# Information provided:

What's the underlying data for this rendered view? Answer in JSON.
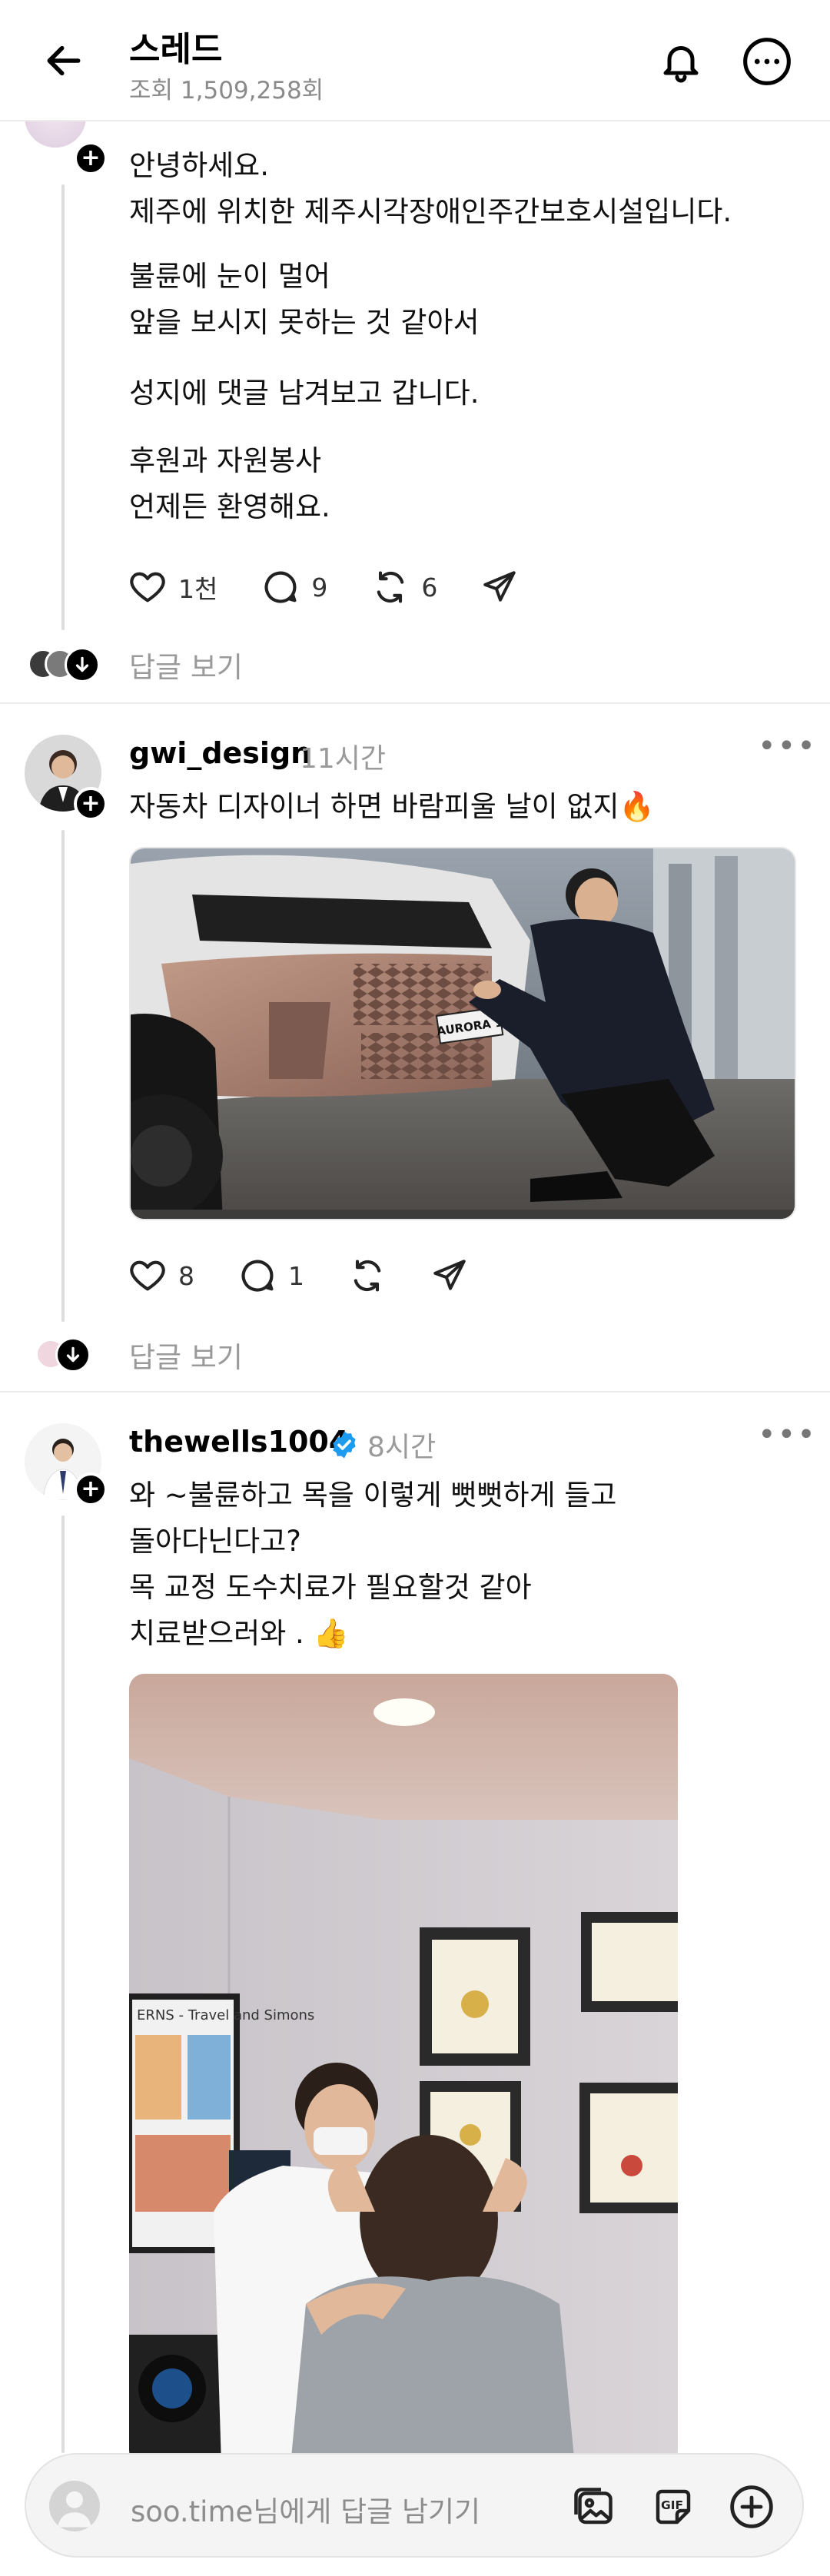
{
  "header": {
    "title": "스레드",
    "views": "조회 1,509,258회"
  },
  "post1": {
    "paragraphs": [
      "안녕하세요.\n제주에 위치한 제주시각장애인주간보호시설입니다.",
      "불륜에 눈이 멀어\n앞을 보시지 못하는 것 같아서",
      "성지에 댓글 남겨보고 갑니다.",
      "후원과 자원봉사\n언제든 환영해요."
    ],
    "likes": "1천",
    "comments": "9",
    "reposts": "6",
    "view_replies": "답글 보기"
  },
  "post2": {
    "username": "gwi_design",
    "time": "11시간",
    "text": "자동차 디자이너 하면 바람피울 날이 없지🔥",
    "image_plate_text": "AURORA 1",
    "likes": "8",
    "comments": "1",
    "view_replies": "답글 보기"
  },
  "post3": {
    "username": "thewells1004",
    "time": "8시간",
    "text": "와 ~불륜하고 목을 이렇게 뻣뻣하게 들고\n돌아다닌다고?\n목 교정 도수치료가 필요할것 같아\n치료받으러와 . 👍",
    "poster_text": "ERNS - Travel and Simons"
  },
  "composer": {
    "placeholder": "soo.time님에게 답글 남기기"
  },
  "icons": {
    "back": "arrow-left-icon",
    "bell": "bell-icon",
    "more": "more-circle-icon",
    "like": "heart-icon",
    "comment": "comment-icon",
    "repost": "repost-icon",
    "share": "send-icon",
    "verified": "verified-badge-icon",
    "image": "image-icon",
    "gif": "gif-icon",
    "plus": "plus-circle-icon"
  },
  "colors": {
    "verified": "#1d9bf0",
    "muted_text": "#9a9a9a",
    "divider": "#ececec"
  }
}
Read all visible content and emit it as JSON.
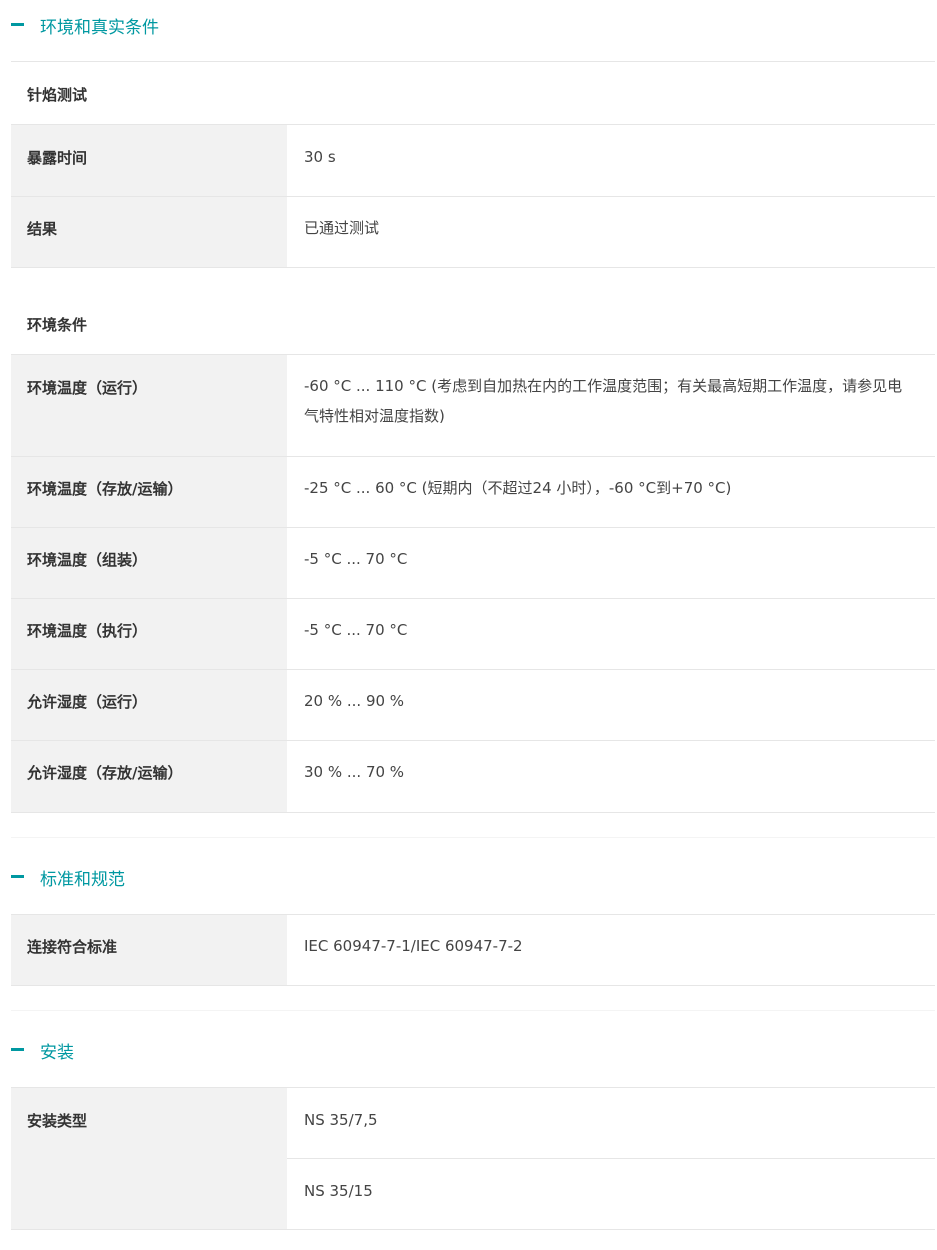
{
  "sections": {
    "environment": {
      "title": "环境和真实条件",
      "glow_wire": {
        "title": "针焰测试",
        "rows": [
          {
            "label": "暴露时间",
            "value": "30 s"
          },
          {
            "label": "结果",
            "value": "已通过测试"
          }
        ]
      },
      "ambient": {
        "title": "环境条件",
        "rows": [
          {
            "label": "环境温度（运行）",
            "value": "-60 °C ... 110 °C (考虑到自加热在内的工作温度范围；有关最高短期工作温度，请参见电气特性相对温度指数)"
          },
          {
            "label": "环境温度（存放/运输）",
            "value": "-25 °C ... 60 °C (短期内（不超过24  小时），-60 °C到+70 °C)"
          },
          {
            "label": "环境温度（组装）",
            "value": "-5 °C ... 70 °C"
          },
          {
            "label": "环境温度（执行）",
            "value": "-5 °C ... 70 °C"
          },
          {
            "label": "允许湿度（运行）",
            "value": "20 % ... 90 %"
          },
          {
            "label": "允许湿度（存放/运输）",
            "value": "30 % ... 70 %"
          }
        ]
      }
    },
    "standards": {
      "title": "标准和规范",
      "rows": [
        {
          "label": "连接符合标准",
          "value": "IEC 60947-7-1/IEC 60947-7-2"
        }
      ]
    },
    "mounting": {
      "title": "安装",
      "rows": [
        {
          "label": "安装类型",
          "values": [
            "NS 35/7,5",
            "NS 35/15"
          ]
        }
      ]
    }
  },
  "colors": {
    "accent": "#0098a1",
    "label_bg": "#f2f2f2",
    "divider": "#e6e6e6"
  }
}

# Task to complete:
Copy out every line of the data that includes the word "环境温度".

# Solution to the exercise:
            "label": "环境温度（运行）",
            "label": "环境温度（存放/运输）",
            "label": "环境温度（组装）",
            "label": "环境温度（执行）",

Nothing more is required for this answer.